# Lifestyles & Discussion > Privacy & Data Security >  Anyone know of any privacy oriented cell phones?

## Reason

ie: There are privacy oriented email providers that put an emphasis on privacy related functionality & adopt strict privacy friendly terms of service.

I am looking for a similarly themed model of cell phone.

Yes I realize the safest method would be to buy prepaid phones & throw them away constantly.

That's not what I am looking for. I am looking for a good phone that will remain on my major carrier's network with the same phone number for many years BUT I would like to support a manufacturer that puts a priority on privacy friendly functionality. ie: No internal GPS, easy ability to turn airplane mode on/off, no camera, etc.

*NEED THIS PHONE TO WORK ON SPRINT*

----------


## Romulus



----------


## ZanZibar

> 


If they are able to shoot a laser onto the string they will be able to tell what's being transmitted down the line, so no not even that's secure.

----------


## Reason

> If they are able to shoot a laser onto the string they will be able to tell what's being transmitted down the line, so no not even that's secure.

**EXTRACTED ENTRIES:**
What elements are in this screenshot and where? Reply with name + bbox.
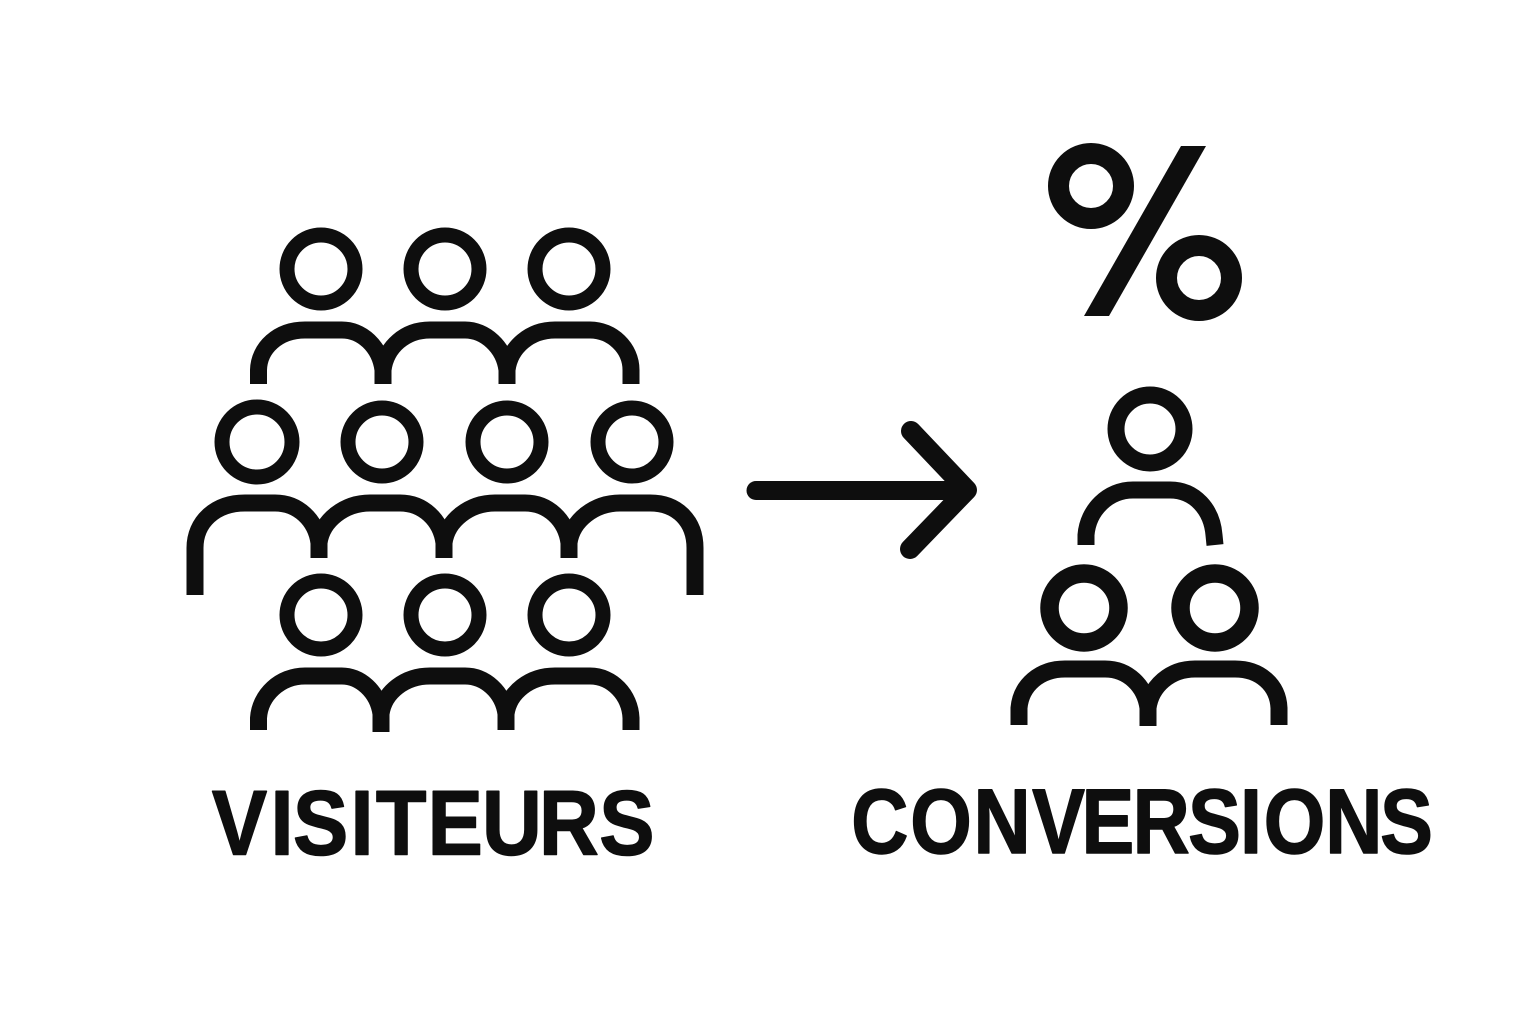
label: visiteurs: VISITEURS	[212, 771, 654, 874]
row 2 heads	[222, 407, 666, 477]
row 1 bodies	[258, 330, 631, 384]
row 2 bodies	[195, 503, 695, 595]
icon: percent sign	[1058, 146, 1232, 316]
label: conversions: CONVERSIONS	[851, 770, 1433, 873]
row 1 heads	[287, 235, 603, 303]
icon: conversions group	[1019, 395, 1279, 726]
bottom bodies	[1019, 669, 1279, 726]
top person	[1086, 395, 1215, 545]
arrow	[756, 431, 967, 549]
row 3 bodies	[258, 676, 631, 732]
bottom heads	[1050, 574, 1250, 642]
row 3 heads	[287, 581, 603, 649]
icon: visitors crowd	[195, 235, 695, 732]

--

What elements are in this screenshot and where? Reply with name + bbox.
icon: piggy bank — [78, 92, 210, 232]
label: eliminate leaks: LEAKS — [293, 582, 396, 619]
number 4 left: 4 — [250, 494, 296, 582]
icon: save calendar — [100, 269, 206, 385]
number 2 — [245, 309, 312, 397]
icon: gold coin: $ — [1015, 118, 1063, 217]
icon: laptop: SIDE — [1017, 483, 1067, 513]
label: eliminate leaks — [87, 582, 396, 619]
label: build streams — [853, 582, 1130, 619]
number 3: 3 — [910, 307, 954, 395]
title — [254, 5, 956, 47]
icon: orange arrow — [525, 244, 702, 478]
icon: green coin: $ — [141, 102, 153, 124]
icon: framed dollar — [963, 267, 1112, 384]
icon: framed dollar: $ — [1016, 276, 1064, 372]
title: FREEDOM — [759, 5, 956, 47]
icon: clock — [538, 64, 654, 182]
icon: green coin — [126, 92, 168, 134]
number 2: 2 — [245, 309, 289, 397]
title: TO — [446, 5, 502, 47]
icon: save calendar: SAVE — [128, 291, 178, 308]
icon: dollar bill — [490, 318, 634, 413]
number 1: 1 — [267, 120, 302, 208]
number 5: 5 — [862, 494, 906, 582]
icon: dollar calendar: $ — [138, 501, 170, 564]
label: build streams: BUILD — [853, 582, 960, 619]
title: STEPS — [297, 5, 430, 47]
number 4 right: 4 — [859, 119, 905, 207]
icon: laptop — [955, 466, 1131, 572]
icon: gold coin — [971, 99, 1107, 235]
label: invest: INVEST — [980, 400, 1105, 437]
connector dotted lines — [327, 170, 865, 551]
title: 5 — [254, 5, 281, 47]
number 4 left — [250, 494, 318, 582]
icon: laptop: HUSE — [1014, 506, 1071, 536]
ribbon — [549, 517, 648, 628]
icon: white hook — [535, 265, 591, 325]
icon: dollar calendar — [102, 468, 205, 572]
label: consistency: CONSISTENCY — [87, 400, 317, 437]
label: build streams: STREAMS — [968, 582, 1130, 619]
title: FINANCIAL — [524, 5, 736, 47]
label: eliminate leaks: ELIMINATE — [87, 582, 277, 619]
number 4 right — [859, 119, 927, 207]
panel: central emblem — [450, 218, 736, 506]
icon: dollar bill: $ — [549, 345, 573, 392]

**JOB:** Repeat word for word the part of the privacy-phone thread that opens with the words containing "# Lifestyles &" and closes with "terms of service.". Rely only on the forum thread, not on the records.

**EXERCISE OUTPUT:**
# Lifestyles & Discussion > Privacy & Data Security >  Anyone know of any privacy oriented cell phones?

## Reason

ie: There are privacy oriented email providers that put an emphasis on privacy related functionality & adopt strict privacy friendly terms of service.